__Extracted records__
#####
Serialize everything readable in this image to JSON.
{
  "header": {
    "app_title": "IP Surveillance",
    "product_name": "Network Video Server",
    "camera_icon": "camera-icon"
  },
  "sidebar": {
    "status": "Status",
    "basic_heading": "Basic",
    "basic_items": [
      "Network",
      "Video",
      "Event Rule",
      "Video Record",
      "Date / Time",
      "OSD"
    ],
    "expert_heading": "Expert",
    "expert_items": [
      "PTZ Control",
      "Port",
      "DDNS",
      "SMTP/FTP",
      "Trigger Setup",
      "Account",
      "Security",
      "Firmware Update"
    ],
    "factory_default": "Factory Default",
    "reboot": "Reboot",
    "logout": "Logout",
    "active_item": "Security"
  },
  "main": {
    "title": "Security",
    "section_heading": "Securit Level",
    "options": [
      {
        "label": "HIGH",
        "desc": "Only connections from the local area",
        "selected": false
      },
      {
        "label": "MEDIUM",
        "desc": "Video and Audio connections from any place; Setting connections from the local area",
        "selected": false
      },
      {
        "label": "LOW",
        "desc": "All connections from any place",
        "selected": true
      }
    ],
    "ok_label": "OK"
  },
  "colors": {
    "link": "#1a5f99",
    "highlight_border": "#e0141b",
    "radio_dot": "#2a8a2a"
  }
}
#####
__GIVEN REQUEST__
Your task is to repeat every entry exactly.

__RESULT FOR THIS TASK__
Serialize everything readable in this image to JSON.
{
  "header": {
    "app_title": "IP Surveillance",
    "product_name": "Network Video Server",
    "camera_icon": "camera-icon"
  },
  "sidebar": {
    "status": "Status",
    "basic_heading": "Basic",
    "basic_items": [
      "Network",
      "Video",
      "Event Rule",
      "Video Record",
      "Date / Time",
      "OSD"
    ],
    "expert_heading": "Expert",
    "expert_items": [
      "PTZ Control",
      "Port",
      "DDNS",
      "SMTP/FTP",
      "Trigger Setup",
      "Account",
      "Security",
      "Firmware Update"
    ],
    "factory_default": "Factory Default",
    "reboot": "Reboot",
    "logout": "Logout",
    "active_item": "Security"
  },
  "main": {
    "title": "Security",
    "section_heading": "Securit Level",
    "options": [
      {
        "label": "HIGH",
        "desc": "Only connections from the local area",
        "selected": false
      },
      {
        "label": "MEDIUM",
        "desc": "Video and Audio connections from any place; Setting connections from the local area",
        "selected": false
      },
      {
        "label": "LOW",
        "desc": "All connections from any place",
        "selected": true
      }
    ],
    "ok_label": "OK"
  },
  "colors": {
    "link": "#1a5f99",
    "highlight_border": "#e0141b",
    "radio_dot": "#2a8a2a"
  }
}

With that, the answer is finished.